--- Begin ---

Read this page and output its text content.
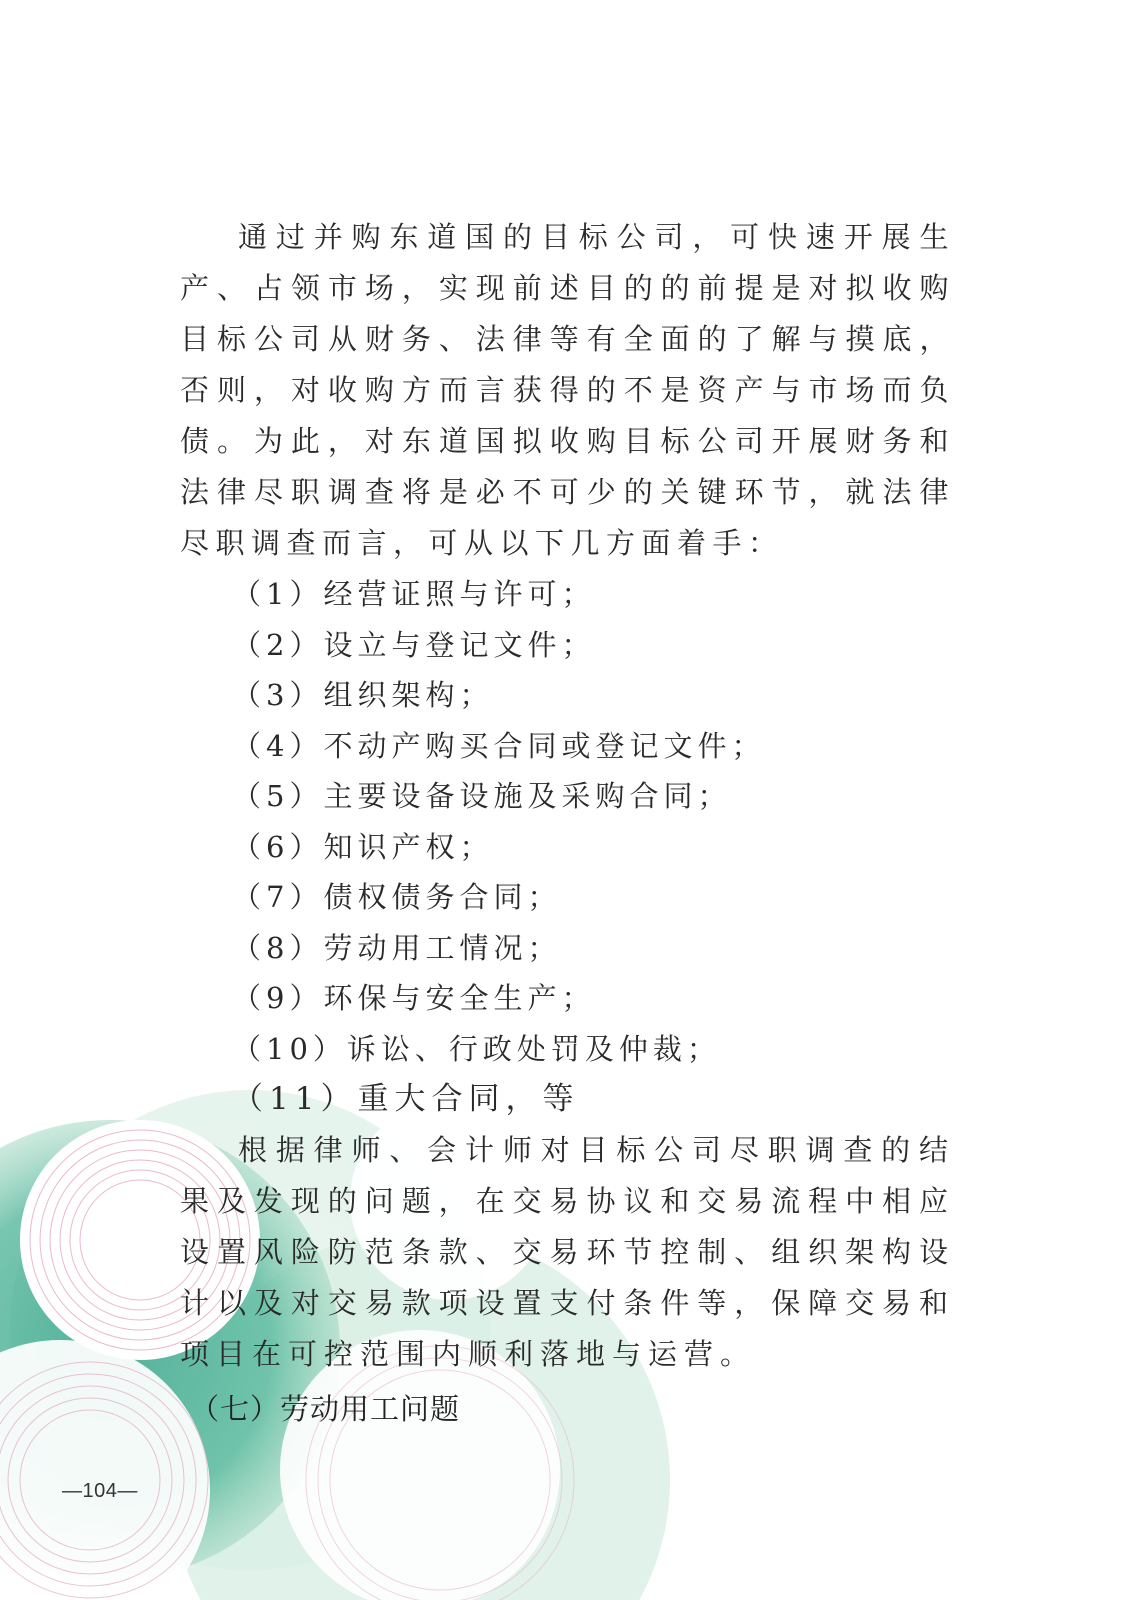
通过并购东道国的目标公司，可快速开展生产、占领市场，实现前述目的的前提是对拟收购目标公司从财务、法律等有全面的了解与摸底，否则，对收购方而言获得的不是资产与市场而负债。为此，对东道国拟收购目标公司开展财务和法律尽职调查将是必不可少的关键环节，就法律尽职调查而言，可从以下几方面着手：

（1）经营证照与许可；
（2）设立与登记文件；
（3）组织架构；
（4）不动产购买合同或登记文件；
（5）主要设备设施及采购合同；
（6）知识产权；
（7）债权债务合同；
（8）劳动用工情况；
（9）环保与安全生产；
（10）诉讼、行政处罚及仲裁；
（11）重大合同，等

根据律师、会计师对目标公司尽职调查的结果及发现的问题，在交易协议和交易流程中相应设置风险防范条款、交易环节控制、组织架构设计以及对交易款项设置支付条件等，保障交易和项目在可控范围内顺利落地与运营。

（七）劳动用工问题

—104—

--- End ---

### Exercise:
Pictures in the records must not appear in the copy; transcribe everything else precisely.

### Solution for this problem:
Read this page and output its text content.
通过并购东道国的目标公司，可快速开展生产、占领市场，实现前述目的的前提是对拟收购目标公司从财务、法律等有全面的了解与摸底，否则，对收购方而言获得的不是资产与市场而负债。为此，对东道国拟收购目标公司开展财务和法律尽职调查将是必不可少的关键环节，就法律尽职调查而言，可从以下几方面着手：

（1）经营证照与许可；
（2）设立与登记文件；
（3）组织架构；
（4）不动产购买合同或登记文件；
（5）主要设备设施及采购合同；
（6）知识产权；
（7）债权债务合同；
（8）劳动用工情况；
（9）环保与安全生产；
（10）诉讼、行政处罚及仲裁；
（11）重大合同，等

根据律师、会计师对目标公司尽职调查的结果及发现的问题，在交易协议和交易流程中相应设置风险防范条款、交易环节控制、组织架构设计以及对交易款项设置支付条件等，保障交易和项目在可控范围内顺利落地与运营。

（七）劳动用工问题

—104—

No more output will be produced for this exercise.